═══ INPUT ROWS ═══

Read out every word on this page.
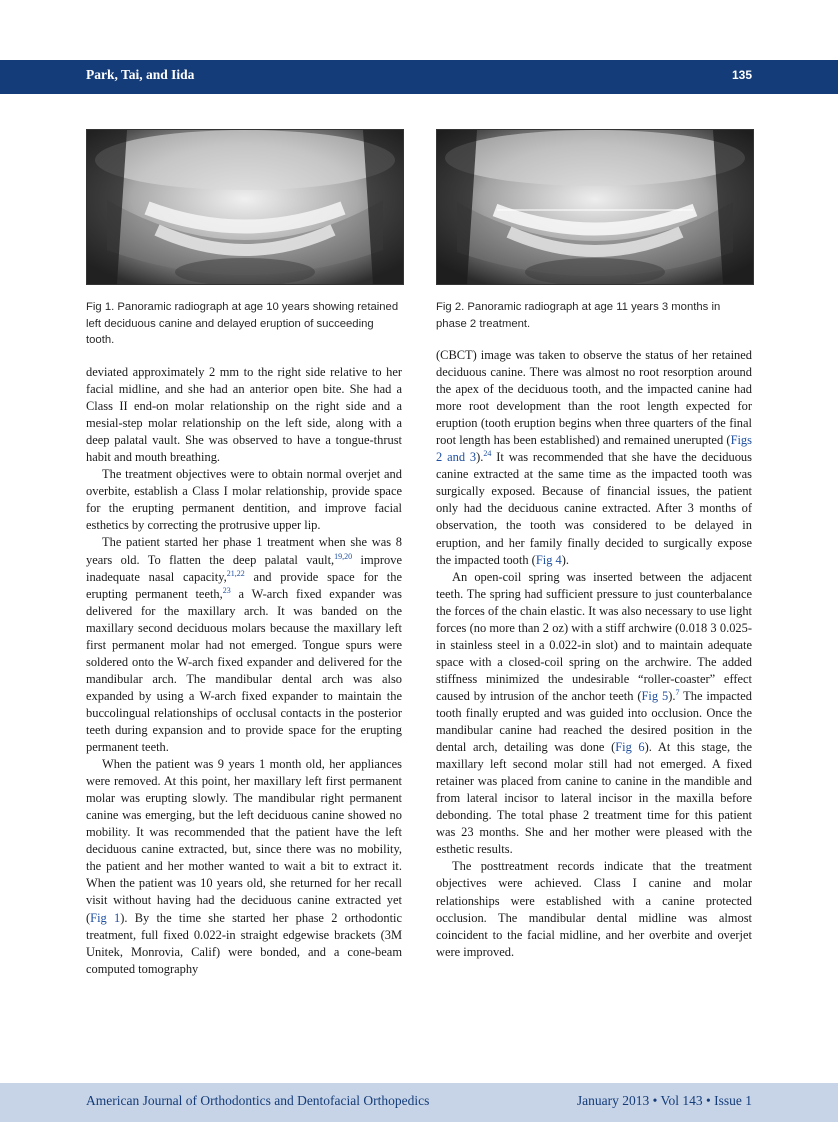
Park, Tai, and Iida	135
Fig 1. Panoramic radiograph at age 10 years showing retained left deciduous canine and delayed eruption of succeeding tooth.
Fig 2. Panoramic radiograph at age 11 years 3 months in phase 2 treatment.

deviated approximately 2 mm to the right side relative to her facial midline, and she had an anterior open bite. She had a Class II end-on molar relationship on the right side and a mesial-step molar relationship on the left side, along with a deep palatal vault. She was observed to have a tongue-thrust habit and mouth breathing.

The treatment objectives were to obtain normal overjet and overbite, establish a Class I molar relationship, provide space for the erupting permanent dentition, and improve facial esthetics by correcting the protrusive upper lip.

The patient started her phase 1 treatment when she was 8 years old. To flatten the deep palatal vault,$^{19,20}$ improve inadequate nasal capacity,$^{21,22}$ and provide space for the erupting permanent teeth,$^{23}$ a W-arch fixed expander was delivered for the maxillary arch. It was banded on the maxillary second deciduous molars because the maxillary left first permanent molar had not emerged. Tongue spurs were soldered onto the W-arch fixed expander and delivered for the mandibular arch. The mandibular dental arch was also expanded by using a W-arch fixed expander to maintain the buccolingual relationships of occlusal contacts in the posterior teeth during expansion and to provide space for the erupting permanent teeth.

When the patient was 9 years 1 month old, her appliances were removed. At this point, her maxillary left first permanent molar was erupting slowly. The mandibular right permanent canine was emerging, but the left deciduous canine showed no mobility. It was recommended that the patient have the left deciduous canine extracted, but, since there was no mobility, the patient and her mother wanted to wait a bit to extract it. When the patient was 10 years old, she returned for her recall visit without having had the deciduous canine extracted yet (Fig 1). By the time she started her phase 2 orthodontic treatment, full fixed 0.022-in straight edgewise brackets (3M Unitek, Monrovia, Calif) were bonded, and a cone-beam computed tomography

(CBCT) image was taken to observe the status of her retained deciduous canine. There was almost no root resorption around the apex of the deciduous tooth, and the impacted canine had more root development than the root length expected for eruption (tooth eruption begins when three quarters of the final root length has been established) and remained unerupted (Figs 2 and 3).$^{24}$ It was recommended that she have the deciduous canine extracted at the same time as the impacted tooth was surgically exposed. Because of financial issues, the patient only had the deciduous canine extracted. After 3 months of observation, the tooth was considered to be delayed in eruption, and her family finally decided to surgically expose the impacted tooth (Fig 4).

An open-coil spring was inserted between the adjacent teeth. The spring had sufficient pressure to just counterbalance the forces of the chain elastic. It was also necessary to use light forces (no more than 2 oz) with a stiff archwire (0.018 3 0.025-in stainless steel in a 0.022-in slot) and to maintain adequate space with a closed-coil spring on the archwire. The added stiffness minimized the undesirable “roller-coaster” effect caused by intrusion of the anchor teeth (Fig 5).$^7$ The impacted tooth finally erupted and was guided into occlusion. Once the mandibular canine had reached the desired position in the dental arch, detailing was done (Fig 6). At this stage, the maxillary left second molar still had not emerged. A fixed retainer was placed from canine to canine in the mandible and from lateral incisor to lateral incisor in the maxilla before debonding. The total phase 2 treatment time for this patient was 23 months. She and her mother were pleased with the esthetic results.

The posttreatment records indicate that the treatment objectives were achieved. Class I canine and molar relationships were established with a canine protected occlusion. The mandibular dental midline was almost coincident to the facial midline, and her overbite and overjet were improved.

American Journal of Orthodontics and Dentofacial Orthopedics	January 2013 • Vol 143 • Issue 1
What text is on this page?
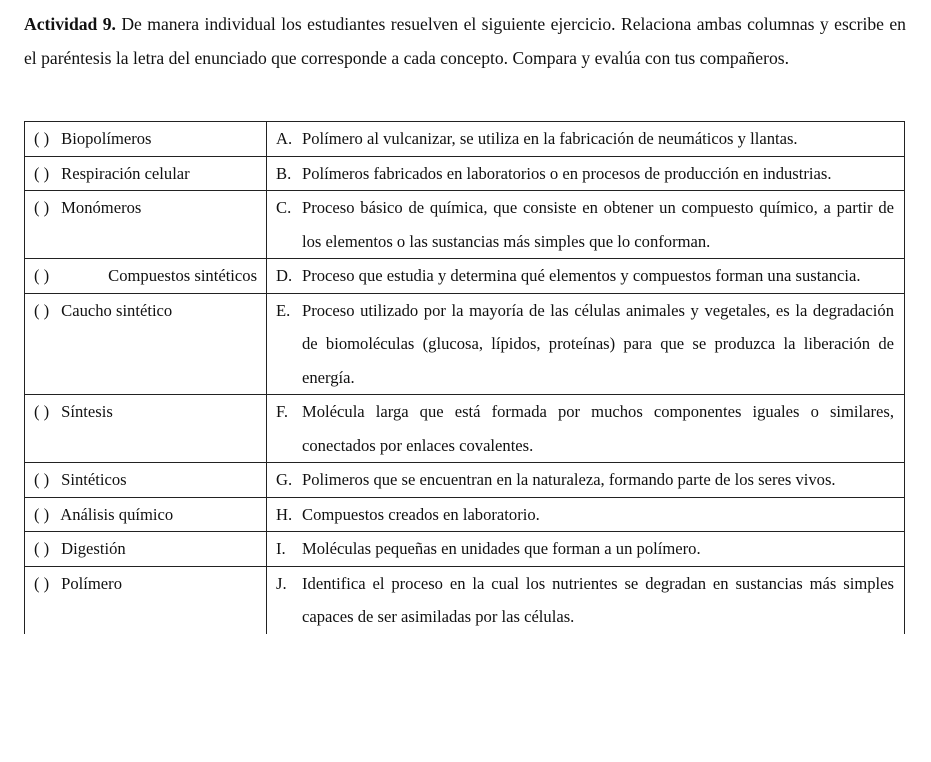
Actividad 9. De manera individual los estudiantes resuelven el siguiente ejercicio. Relaciona ambas columnas y escribe en el paréntesis la letra del enunciado que corresponde a cada concepto. Compara y evalúa con tus compañeros.

( ) Biopolímeros	A. Polímero al vulcanizar, se utiliza en la fabricación de neumáticos y llantas.

( ) Respiración celular	B. Polímeros fabricados en laboratorios o en procesos de producción en industrias.

( ) Monómeros	C. Proceso básico de química, que consiste en obtener un compuesto químico, a partir de los elementos o las sustancias más simples que lo conforman.

( ) Compuestos sintéticos	D. Proceso que estudia y determina qué elementos y compuestos forman una sustancia.

( ) Caucho sintético	E. Proceso utilizado por la mayoría de las células animales y vegetales, es la degradación de biomoléculas (glucosa, lípidos, proteínas) para que se produzca la liberación de energía.

( ) Síntesis	F. Molécula larga que está formada por muchos componentes iguales o similares, conectados por enlaces covalentes.

( ) Sintéticos	G. Polimeros que se encuentran en la naturaleza, formando parte de los seres vivos.

( ) Análisis químico	H. Compuestos creados en laboratorio.

( ) Digestión	I. Moléculas pequeñas en unidades que forman a un polímero.

( ) Polímero	J. Identifica el proceso en la cual los nutrientes se degradan en sustancias más simples capaces de ser asimiladas por las células.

═══

TASK TO CARRY OUT: Write out the records above exactly as they stand, leaving out every picture.

RESULT:
Read out every word on this page.
Park, Tai, and Iida	135
Fig 1. Panoramic radiograph at age 10 years showing retained left deciduous canine and delayed eruption of succeeding tooth.
Fig 2. Panoramic radiograph at age 11 years 3 months in phase 2 treatment.

deviated approximately 2 mm to the right side relative to her facial midline, and she had an anterior open bite. She had a Class II end-on molar relationship on the right side and a mesial-step molar relationship on the left side, along with a deep palatal vault. She was observed to have a tongue-thrust habit and mouth breathing.

The treatment objectives were to obtain normal overjet and overbite, establish a Class I molar relationship, provide space for the erupting permanent dentition, and improve facial esthetics by correcting the protrusive upper lip.

The patient started her phase 1 treatment when she was 8 years old. To flatten the deep palatal vault,$^{19,20}$ improve inadequate nasal capacity,$^{21,22}$ and provide space for the erupting permanent teeth,$^{23}$ a W-arch fixed expander was delivered for the maxillary arch. It was banded on the maxillary second deciduous molars because the maxillary left first permanent molar had not emerged. Tongue spurs were soldered onto the W-arch fixed expander and delivered for the mandibular arch. The mandibular dental arch was also expanded by using a W-arch fixed expander to maintain the buccolingual relationships of occlusal contacts in the posterior teeth during expansion and to provide space for the erupting permanent teeth.

When the patient was 9 years 1 month old, her appliances were removed. At this point, her maxillary left first permanent molar was erupting slowly. The mandibular right permanent canine was emerging, but the left deciduous canine showed no mobility. It was recommended that the patient have the left deciduous canine extracted, but, since there was no mobility, the patient and her mother wanted to wait a bit to extract it. When the patient was 10 years old, she returned for her recall visit without having had the deciduous canine extracted yet (Fig 1). By the time she started her phase 2 orthodontic treatment, full fixed 0.022-in straight edgewise brackets (3M Unitek, Monrovia, Calif) were bonded, and a cone-beam computed tomography

(CBCT) image was taken to observe the status of her retained deciduous canine. There was almost no root resorption around the apex of the deciduous tooth, and the impacted canine had more root development than the root length expected for eruption (tooth eruption begins when three quarters of the final root length has been established) and remained unerupted (Figs 2 and 3).$^{24}$ It was recommended that she have the deciduous canine extracted at the same time as the impacted tooth was surgically exposed. Because of financial issues, the patient only had the deciduous canine extracted. After 3 months of observation, the tooth was considered to be delayed in eruption, and her family finally decided to surgically expose the impacted tooth (Fig 4).

An open-coil spring was inserted between the adjacent teeth. The spring had sufficient pressure to just counterbalance the forces of the chain elastic. It was also necessary to use light forces (no more than 2 oz) with a stiff archwire (0.018 3 0.025-in stainless steel in a 0.022-in slot) and to maintain adequate space with a closed-coil spring on the archwire. The added stiffness minimized the undesirable “roller-coaster” effect caused by intrusion of the anchor teeth (Fig 5).$^7$ The impacted tooth finally erupted and was guided into occlusion. Once the mandibular canine had reached the desired position in the dental arch, detailing was done (Fig 6). At this stage, the maxillary left second molar still had not emerged. A fixed retainer was placed from canine to canine in the mandible and from lateral incisor to lateral incisor in the maxilla before debonding. The total phase 2 treatment time for this patient was 23 months. She and her mother were pleased with the esthetic results.

The posttreatment records indicate that the treatment objectives were achieved. Class I canine and molar relationships were established with a canine protected occlusion. The mandibular dental midline was almost coincident to the facial midline, and her overbite and overjet were improved.

American Journal of Orthodontics and Dentofacial Orthopedics	January 2013 • Vol 143 • Issue 1
What text is on this page?
Actividad 9. De manera individual los estudiantes resuelven el siguiente ejercicio. Relaciona ambas columnas y escribe en el paréntesis la letra del enunciado que corresponde a cada concepto. Compara y evalúa con tus compañeros.

( ) Biopolímeros	A. Polímero al vulcanizar, se utiliza en la fabricación de neumáticos y llantas.

( ) Respiración celular	B. Polímeros fabricados en laboratorios o en procesos de producción en industrias.

( ) Monómeros	C. Proceso básico de química, que consiste en obtener un compuesto químico, a partir de los elementos o las sustancias más simples que lo conforman.

( ) Compuestos sintéticos	D. Proceso que estudia y determina qué elementos y compuestos forman una sustancia.

( ) Caucho sintético	E. Proceso utilizado por la mayoría de las células animales y vegetales, es la degradación de biomoléculas (glucosa, lípidos, proteínas) para que se produzca la liberación de energía.

( ) Síntesis	F. Molécula larga que está formada por muchos componentes iguales o similares, conectados por enlaces covalentes.

( ) Sintéticos	G. Polimeros que se encuentran en la naturaleza, formando parte de los seres vivos.

( ) Análisis químico	H. Compuestos creados en laboratorio.

( ) Digestión	I. Moléculas pequeñas en unidades que forman a un polímero.

( ) Polímero	J. Identifica el proceso en la cual los nutrientes se degradan en sustancias más simples capaces de ser asimiladas por las células.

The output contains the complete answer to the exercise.